Every record below should be printed exactly as given.
⁂
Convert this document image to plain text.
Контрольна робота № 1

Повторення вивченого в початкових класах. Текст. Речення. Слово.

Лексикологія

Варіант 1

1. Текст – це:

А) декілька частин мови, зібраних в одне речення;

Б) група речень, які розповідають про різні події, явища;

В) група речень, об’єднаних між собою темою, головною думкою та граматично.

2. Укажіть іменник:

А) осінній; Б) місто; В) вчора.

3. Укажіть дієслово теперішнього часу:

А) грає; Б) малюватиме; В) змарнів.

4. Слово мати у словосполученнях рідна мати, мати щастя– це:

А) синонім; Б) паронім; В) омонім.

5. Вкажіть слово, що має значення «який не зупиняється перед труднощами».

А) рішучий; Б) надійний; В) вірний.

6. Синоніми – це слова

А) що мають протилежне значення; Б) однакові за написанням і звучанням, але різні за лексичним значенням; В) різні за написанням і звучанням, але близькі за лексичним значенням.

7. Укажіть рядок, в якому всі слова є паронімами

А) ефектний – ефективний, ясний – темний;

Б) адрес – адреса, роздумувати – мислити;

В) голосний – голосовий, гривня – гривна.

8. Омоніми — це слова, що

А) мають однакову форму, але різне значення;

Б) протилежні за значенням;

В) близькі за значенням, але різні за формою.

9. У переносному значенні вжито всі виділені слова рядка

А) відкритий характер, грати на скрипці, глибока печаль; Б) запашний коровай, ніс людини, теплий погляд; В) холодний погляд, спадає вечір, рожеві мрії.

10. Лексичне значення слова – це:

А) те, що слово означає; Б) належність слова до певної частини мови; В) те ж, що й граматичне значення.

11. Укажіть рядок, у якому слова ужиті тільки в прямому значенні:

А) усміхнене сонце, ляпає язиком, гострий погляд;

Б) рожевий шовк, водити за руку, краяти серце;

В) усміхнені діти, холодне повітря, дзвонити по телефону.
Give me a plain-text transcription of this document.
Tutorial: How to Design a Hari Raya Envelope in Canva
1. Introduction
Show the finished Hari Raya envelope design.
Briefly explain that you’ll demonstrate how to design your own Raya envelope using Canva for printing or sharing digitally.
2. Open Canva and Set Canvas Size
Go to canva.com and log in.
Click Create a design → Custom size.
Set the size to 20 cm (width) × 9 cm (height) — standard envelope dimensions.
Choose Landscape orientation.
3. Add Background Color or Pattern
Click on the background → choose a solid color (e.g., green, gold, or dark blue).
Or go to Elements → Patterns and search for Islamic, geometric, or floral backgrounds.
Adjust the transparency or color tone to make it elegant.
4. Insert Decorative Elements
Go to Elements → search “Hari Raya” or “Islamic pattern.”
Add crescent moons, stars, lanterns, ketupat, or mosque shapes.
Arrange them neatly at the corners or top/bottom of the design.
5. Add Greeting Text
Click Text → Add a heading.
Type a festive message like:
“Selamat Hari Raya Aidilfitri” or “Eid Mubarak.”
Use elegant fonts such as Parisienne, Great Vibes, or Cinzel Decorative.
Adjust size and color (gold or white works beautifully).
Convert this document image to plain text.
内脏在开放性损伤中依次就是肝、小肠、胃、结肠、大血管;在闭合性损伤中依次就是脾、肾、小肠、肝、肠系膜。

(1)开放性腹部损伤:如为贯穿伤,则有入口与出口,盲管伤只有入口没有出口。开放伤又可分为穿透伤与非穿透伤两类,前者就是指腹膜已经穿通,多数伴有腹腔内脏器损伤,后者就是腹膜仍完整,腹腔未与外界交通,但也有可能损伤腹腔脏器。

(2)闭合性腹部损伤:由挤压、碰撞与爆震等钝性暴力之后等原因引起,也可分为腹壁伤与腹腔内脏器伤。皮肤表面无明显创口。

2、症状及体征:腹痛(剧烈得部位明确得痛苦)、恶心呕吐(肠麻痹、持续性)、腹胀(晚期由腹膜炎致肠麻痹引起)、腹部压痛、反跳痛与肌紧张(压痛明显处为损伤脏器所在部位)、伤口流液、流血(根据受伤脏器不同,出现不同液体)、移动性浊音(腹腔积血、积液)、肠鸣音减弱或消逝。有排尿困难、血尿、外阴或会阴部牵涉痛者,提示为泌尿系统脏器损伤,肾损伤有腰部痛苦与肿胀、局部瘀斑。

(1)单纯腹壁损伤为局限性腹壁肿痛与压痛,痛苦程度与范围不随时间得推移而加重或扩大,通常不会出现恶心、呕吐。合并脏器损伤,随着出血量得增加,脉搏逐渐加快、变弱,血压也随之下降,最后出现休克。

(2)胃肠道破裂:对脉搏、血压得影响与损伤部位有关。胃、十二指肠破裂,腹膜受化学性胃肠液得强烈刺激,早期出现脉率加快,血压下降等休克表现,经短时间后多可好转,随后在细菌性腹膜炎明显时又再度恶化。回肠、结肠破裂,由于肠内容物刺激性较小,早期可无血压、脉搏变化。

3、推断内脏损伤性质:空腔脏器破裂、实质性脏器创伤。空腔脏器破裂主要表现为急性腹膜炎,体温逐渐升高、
⁂
* Answer in full
Convert this document image to plain text.
Контрольна робота № 1

Повторення вивченого в початкових класах. Текст. Речення. Слово.

Лексикологія

Варіант 1

1. Текст – це:

А) декілька частин мови, зібраних в одне речення;

Б) група речень, які розповідають про різні події, явища;

В) група речень, об’єднаних між собою темою, головною думкою та граматично.

2. Укажіть іменник:

А) осінній; Б) місто; В) вчора.

3. Укажіть дієслово теперішнього часу:

А) грає; Б) малюватиме; В) змарнів.

4. Слово мати у словосполученнях рідна мати, мати щастя– це:

А) синонім; Б) паронім; В) омонім.

5. Вкажіть слово, що має значення «який не зупиняється перед труднощами».

А) рішучий; Б) надійний; В) вірний.

6. Синоніми – це слова

А) що мають протилежне значення; Б) однакові за написанням і звучанням, але різні за лексичним значенням; В) різні за написанням і звучанням, але близькі за лексичним значенням.

7. Укажіть рядок, в якому всі слова є паронімами

А) ефектний – ефективний, ясний – темний;

Б) адрес – адреса, роздумувати – мислити;

В) голосний – голосовий, гривня – гривна.

8. Омоніми — це слова, що

А) мають однакову форму, але різне значення;

Б) протилежні за значенням;

В) близькі за значенням, але різні за формою.

9. У переносному значенні вжито всі виділені слова рядка

А) відкритий характер, грати на скрипці, глибока печаль; Б) запашний коровай, ніс людини, теплий погляд; В) холодний погляд, спадає вечір, рожеві мрії.

10. Лексичне значення слова – це:

А) те, що слово означає; Б) належність слова до певної частини мови; В) те ж, що й граматичне значення.

11. Укажіть рядок, у якому слова ужиті тільки в прямому значенні:

А) усміхнене сонце, ляпає язиком, гострий погляд;

Б) рожевий шовк, водити за руку, краяти серце;

В) усміхнені діти, холодне повітря, дзвонити по телефону.
Give me a plain-text transcription of this document.
Tutorial: How to Design a Hari Raya Envelope in Canva
1. Introduction
Show the finished Hari Raya envelope design.
Briefly explain that you’ll demonstrate how to design your own Raya envelope using Canva for printing or sharing digitally.
2. Open Canva and Set Canvas Size
Go to canva.com and log in.
Click Create a design → Custom size.
Set the size to 20 cm (width) × 9 cm (height) — standard envelope dimensions.
Choose Landscape orientation.
3. Add Background Color or Pattern
Click on the background → choose a solid color (e.g., green, gold, or dark blue).
Or go to Elements → Patterns and search for Islamic, geometric, or floral backgrounds.
Adjust the transparency or color tone to make it elegant.
4. Insert Decorative Elements
Go to Elements → search “Hari Raya” or “Islamic pattern.”
Add crescent moons, stars, lanterns, ketupat, or mosque shapes.
Arrange them neatly at the corners or top/bottom of the design.
5. Add Greeting Text
Click Text → Add a heading.
Type a festive message like:
“Selamat Hari Raya Aidilfitri” or “Eid Mubarak.”
Use elegant fonts such as Parisienne, Great Vibes, or Cinzel Decorative.
Adjust size and color (gold or white works beautifully).
Convert this document image to plain text.
内脏在开放性损伤中依次就是肝、小肠、胃、结肠、大血管;在闭合性损伤中依次就是脾、肾、小肠、肝、肠系膜。

(1)开放性腹部损伤:如为贯穿伤,则有入口与出口,盲管伤只有入口没有出口。开放伤又可分为穿透伤与非穿透伤两类,前者就是指腹膜已经穿通,多数伴有腹腔内脏器损伤,后者就是腹膜仍完整,腹腔未与外界交通,但也有可能损伤腹腔脏器。

(2)闭合性腹部损伤:由挤压、碰撞与爆震等钝性暴力之后等原因引起,也可分为腹壁伤与腹腔内脏器伤。皮肤表面无明显创口。

2、症状及体征:腹痛(剧烈得部位明确得痛苦)、恶心呕吐(肠麻痹、持续性)、腹胀(晚期由腹膜炎致肠麻痹引起)、腹部压痛、反跳痛与肌紧张(压痛明显处为损伤脏器所在部位)、伤口流液、流血(根据受伤脏器不同,出现不同液体)、移动性浊音(腹腔积血、积液)、肠鸣音减弱或消逝。有排尿困难、血尿、外阴或会阴部牵涉痛者,提示为泌尿系统脏器损伤,肾损伤有腰部痛苦与肿胀、局部瘀斑。

(1)单纯腹壁损伤为局限性腹壁肿痛与压痛,痛苦程度与范围不随时间得推移而加重或扩大,通常不会出现恶心、呕吐。合并脏器损伤,随着出血量得增加,脉搏逐渐加快、变弱,血压也随之下降,最后出现休克。

(2)胃肠道破裂:对脉搏、血压得影响与损伤部位有关。胃、十二指肠破裂,腹膜受化学性胃肠液得强烈刺激,早期出现脉率加快,血压下降等休克表现,经短时间后多可好转,随后在细菌性腹膜炎明显时又再度恶化。回肠、结肠破裂,由于肠内容物刺激性较小,早期可无血压、脉搏变化。

3、推断内脏损伤性质:空腔脏器破裂、实质性脏器创伤。空腔脏器破裂主要表现为急性腹膜炎,体温逐渐升高、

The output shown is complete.